GIVEN TASK: The entries below are to be repeated exactly as they stand.

DATA EXTRACT:
+++
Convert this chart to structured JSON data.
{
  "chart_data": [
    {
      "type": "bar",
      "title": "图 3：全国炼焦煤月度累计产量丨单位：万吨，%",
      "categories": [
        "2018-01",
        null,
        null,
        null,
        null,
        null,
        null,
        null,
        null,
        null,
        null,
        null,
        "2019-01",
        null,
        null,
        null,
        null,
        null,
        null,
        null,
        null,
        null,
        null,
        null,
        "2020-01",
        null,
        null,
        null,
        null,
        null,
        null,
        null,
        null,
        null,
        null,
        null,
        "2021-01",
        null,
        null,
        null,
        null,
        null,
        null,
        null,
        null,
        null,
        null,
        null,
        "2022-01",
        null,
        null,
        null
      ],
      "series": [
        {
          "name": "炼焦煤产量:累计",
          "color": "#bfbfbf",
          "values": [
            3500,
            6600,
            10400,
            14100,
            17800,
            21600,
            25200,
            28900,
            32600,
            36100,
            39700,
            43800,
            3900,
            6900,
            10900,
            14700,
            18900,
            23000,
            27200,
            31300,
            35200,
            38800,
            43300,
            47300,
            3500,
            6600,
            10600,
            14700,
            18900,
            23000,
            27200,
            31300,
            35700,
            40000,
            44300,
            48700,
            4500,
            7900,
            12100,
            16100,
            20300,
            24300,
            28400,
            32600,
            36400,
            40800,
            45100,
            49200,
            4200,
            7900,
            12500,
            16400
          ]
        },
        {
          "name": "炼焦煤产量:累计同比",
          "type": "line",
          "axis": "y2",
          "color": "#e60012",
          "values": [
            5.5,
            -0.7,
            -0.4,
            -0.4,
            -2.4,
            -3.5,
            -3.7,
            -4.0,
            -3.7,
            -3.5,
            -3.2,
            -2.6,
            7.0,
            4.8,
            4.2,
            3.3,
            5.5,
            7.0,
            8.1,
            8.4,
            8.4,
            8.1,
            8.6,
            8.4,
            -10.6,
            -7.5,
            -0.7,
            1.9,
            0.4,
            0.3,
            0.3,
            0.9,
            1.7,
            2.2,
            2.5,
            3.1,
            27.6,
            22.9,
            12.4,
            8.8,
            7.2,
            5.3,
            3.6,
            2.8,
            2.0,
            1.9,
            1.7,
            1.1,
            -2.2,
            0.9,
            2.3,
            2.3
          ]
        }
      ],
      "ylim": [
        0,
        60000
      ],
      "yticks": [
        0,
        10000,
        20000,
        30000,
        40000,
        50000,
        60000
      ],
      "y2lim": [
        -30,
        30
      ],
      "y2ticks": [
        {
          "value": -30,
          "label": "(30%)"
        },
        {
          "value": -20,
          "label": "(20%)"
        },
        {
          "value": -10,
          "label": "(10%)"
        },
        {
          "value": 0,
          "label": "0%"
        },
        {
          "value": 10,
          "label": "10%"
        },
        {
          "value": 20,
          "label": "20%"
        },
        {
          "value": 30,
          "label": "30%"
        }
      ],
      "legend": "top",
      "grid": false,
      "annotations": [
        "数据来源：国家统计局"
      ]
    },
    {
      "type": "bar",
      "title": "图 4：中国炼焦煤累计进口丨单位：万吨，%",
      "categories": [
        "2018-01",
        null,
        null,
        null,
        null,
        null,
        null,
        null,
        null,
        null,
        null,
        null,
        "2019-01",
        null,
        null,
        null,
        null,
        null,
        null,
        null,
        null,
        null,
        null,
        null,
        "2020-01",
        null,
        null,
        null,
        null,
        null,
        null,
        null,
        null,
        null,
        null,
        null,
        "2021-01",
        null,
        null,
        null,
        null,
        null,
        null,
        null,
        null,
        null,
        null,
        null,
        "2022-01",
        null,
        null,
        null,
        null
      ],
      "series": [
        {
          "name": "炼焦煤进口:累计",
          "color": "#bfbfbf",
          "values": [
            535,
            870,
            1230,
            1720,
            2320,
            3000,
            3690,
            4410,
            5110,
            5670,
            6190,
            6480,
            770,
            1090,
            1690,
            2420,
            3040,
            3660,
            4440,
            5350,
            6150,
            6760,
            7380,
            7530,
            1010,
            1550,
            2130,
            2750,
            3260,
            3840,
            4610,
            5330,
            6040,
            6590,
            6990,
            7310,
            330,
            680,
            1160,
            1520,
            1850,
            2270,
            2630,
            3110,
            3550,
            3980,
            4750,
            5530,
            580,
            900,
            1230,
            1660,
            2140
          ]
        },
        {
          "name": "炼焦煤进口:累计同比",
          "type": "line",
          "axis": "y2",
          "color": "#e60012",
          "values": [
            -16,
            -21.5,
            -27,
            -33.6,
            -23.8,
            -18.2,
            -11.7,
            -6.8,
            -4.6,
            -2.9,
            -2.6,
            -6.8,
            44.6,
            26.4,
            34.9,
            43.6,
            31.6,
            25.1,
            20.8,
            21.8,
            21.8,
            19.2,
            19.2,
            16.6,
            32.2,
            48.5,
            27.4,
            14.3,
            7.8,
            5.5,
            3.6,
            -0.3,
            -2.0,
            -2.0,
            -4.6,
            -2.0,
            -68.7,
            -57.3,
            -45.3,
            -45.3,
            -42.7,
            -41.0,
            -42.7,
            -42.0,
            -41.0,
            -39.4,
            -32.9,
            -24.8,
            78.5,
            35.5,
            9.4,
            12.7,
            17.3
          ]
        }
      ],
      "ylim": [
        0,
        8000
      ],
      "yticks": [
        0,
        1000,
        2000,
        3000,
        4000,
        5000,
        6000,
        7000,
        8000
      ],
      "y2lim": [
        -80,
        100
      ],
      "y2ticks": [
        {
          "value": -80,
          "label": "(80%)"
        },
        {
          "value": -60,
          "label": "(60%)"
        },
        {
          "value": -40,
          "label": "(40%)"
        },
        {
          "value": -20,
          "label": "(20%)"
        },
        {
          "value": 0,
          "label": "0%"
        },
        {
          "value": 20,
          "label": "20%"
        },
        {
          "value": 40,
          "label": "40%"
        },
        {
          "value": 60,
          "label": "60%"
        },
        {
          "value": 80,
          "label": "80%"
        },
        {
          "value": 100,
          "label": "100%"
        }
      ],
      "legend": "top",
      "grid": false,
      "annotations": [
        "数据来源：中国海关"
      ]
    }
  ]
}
+++
EXERCISE OUTPUT:
Convert this chart to structured JSON data.
{
  "chart_data": [
    {
      "type": "bar",
      "title": "图 3：全国炼焦煤月度累计产量丨单位：万吨，%",
      "categories": [
        "2018-01",
        null,
        null,
        null,
        null,
        null,
        null,
        null,
        null,
        null,
        null,
        null,
        "2019-01",
        null,
        null,
        null,
        null,
        null,
        null,
        null,
        null,
        null,
        null,
        null,
        "2020-01",
        null,
        null,
        null,
        null,
        null,
        null,
        null,
        null,
        null,
        null,
        null,
        "2021-01",
        null,
        null,
        null,
        null,
        null,
        null,
        null,
        null,
        null,
        null,
        null,
        "2022-01",
        null,
        null,
        null
      ],
      "series": [
        {
          "name": "炼焦煤产量:累计",
          "color": "#bfbfbf",
          "values": [
            3500,
            6600,
            10400,
            14100,
            17800,
            21600,
            25200,
            28900,
            32600,
            36100,
            39700,
            43800,
            3900,
            6900,
            10900,
            14700,
            18900,
            23000,
            27200,
            31300,
            35200,
            38800,
            43300,
            47300,
            3500,
            6600,
            10600,
            14700,
            18900,
            23000,
            27200,
            31300,
            35700,
            40000,
            44300,
            48700,
            4500,
            7900,
            12100,
            16100,
            20300,
            24300,
            28400,
            32600,
            36400,
            40800,
            45100,
            49200,
            4200,
            7900,
            12500,
            16400
          ]
        },
        {
          "name": "炼焦煤产量:累计同比",
          "type": "line",
          "axis": "y2",
          "color": "#e60012",
          "values": [
            5.5,
            -0.7,
            -0.4,
            -0.4,
            -2.4,
            -3.5,
            -3.7,
            -4.0,
            -3.7,
            -3.5,
            -3.2,
            -2.6,
            7.0,
            4.8,
            4.2,
            3.3,
            5.5,
            7.0,
            8.1,
            8.4,
            8.4,
            8.1,
            8.6,
            8.4,
            -10.6,
            -7.5,
            -0.7,
            1.9,
            0.4,
            0.3,
            0.3,
            0.9,
            1.7,
            2.2,
            2.5,
            3.1,
            27.6,
            22.9,
            12.4,
            8.8,
            7.2,
            5.3,
            3.6,
            2.8,
            2.0,
            1.9,
            1.7,
            1.1,
            -2.2,
            0.9,
            2.3,
            2.3
          ]
        }
      ],
      "ylim": [
        0,
        60000
      ],
      "yticks": [
        0,
        10000,
        20000,
        30000,
        40000,
        50000,
        60000
      ],
      "y2lim": [
        -30,
        30
      ],
      "y2ticks": [
        {
          "value": -30,
          "label": "(30%)"
        },
        {
          "value": -20,
          "label": "(20%)"
        },
        {
          "value": -10,
          "label": "(10%)"
        },
        {
          "value": 0,
          "label": "0%"
        },
        {
          "value": 10,
          "label": "10%"
        },
        {
          "value": 20,
          "label": "20%"
        },
        {
          "value": 30,
          "label": "30%"
        }
      ],
      "legend": "top",
      "grid": false,
      "annotations": [
        "数据来源：国家统计局"
      ]
    },
    {
      "type": "bar",
      "title": "图 4：中国炼焦煤累计进口丨单位：万吨，%",
      "categories": [
        "2018-01",
        null,
        null,
        null,
        null,
        null,
        null,
        null,
        null,
        null,
        null,
        null,
        "2019-01",
        null,
        null,
        null,
        null,
        null,
        null,
        null,
        null,
        null,
        null,
        null,
        "2020-01",
        null,
        null,
        null,
        null,
        null,
        null,
        null,
        null,
        null,
        null,
        null,
        "2021-01",
        null,
        null,
        null,
        null,
        null,
        null,
        null,
        null,
        null,
        null,
        null,
        "2022-01",
        null,
        null,
        null,
        null
      ],
      "series": [
        {
          "name": "炼焦煤进口:累计",
          "color": "#bfbfbf",
          "values": [
            535,
            870,
            1230,
            1720,
            2320,
            3000,
            3690,
            4410,
            5110,
            5670,
            6190,
            6480,
            770,
            1090,
            1690,
            2420,
            3040,
            3660,
            4440,
            5350,
            6150,
            6760,
            7380,
            7530,
            1010,
            1550,
            2130,
            2750,
            3260,
            3840,
            4610,
            5330,
            6040,
            6590,
            6990,
            7310,
            330,
            680,
            1160,
            1520,
            1850,
            2270,
            2630,
            3110,
            3550,
            3980,
            4750,
            5530,
            580,
            900,
            1230,
            1660,
            2140
          ]
        },
        {
          "name": "炼焦煤进口:累计同比",
          "type": "line",
          "axis": "y2",
          "color": "#e60012",
          "values": [
            -16,
            -21.5,
            -27,
            -33.6,
            -23.8,
            -18.2,
            -11.7,
            -6.8,
            -4.6,
            -2.9,
            -2.6,
            -6.8,
            44.6,
            26.4,
            34.9,
            43.6,
            31.6,
            25.1,
            20.8,
            21.8,
            21.8,
            19.2,
            19.2,
            16.6,
            32.2,
            48.5,
            27.4,
            14.3,
            7.8,
            5.5,
            3.6,
            -0.3,
            -2.0,
            -2.0,
            -4.6,
            -2.0,
            -68.7,
            -57.3,
            -45.3,
            -45.3,
            -42.7,
            -41.0,
            -42.7,
            -42.0,
            -41.0,
            -39.4,
            -32.9,
            -24.8,
            78.5,
            35.5,
            9.4,
            12.7,
            17.3
          ]
        }
      ],
      "ylim": [
        0,
        8000
      ],
      "yticks": [
        0,
        1000,
        2000,
        3000,
        4000,
        5000,
        6000,
        7000,
        8000
      ],
      "y2lim": [
        -80,
        100
      ],
      "y2ticks": [
        {
          "value": -80,
          "label": "(80%)"
        },
        {
          "value": -60,
          "label": "(60%)"
        },
        {
          "value": -40,
          "label": "(40%)"
        },
        {
          "value": -20,
          "label": "(20%)"
        },
        {
          "value": 0,
          "label": "0%"
        },
        {
          "value": 20,
          "label": "20%"
        },
        {
          "value": 40,
          "label": "40%"
        },
        {
          "value": 60,
          "label": "60%"
        },
        {
          "value": 80,
          "label": "80%"
        },
        {
          "value": 100,
          "label": "100%"
        }
      ],
      "legend": "top",
      "grid": false,
      "annotations": [
        "数据来源：中国海关"
      ]
    }
  ]
}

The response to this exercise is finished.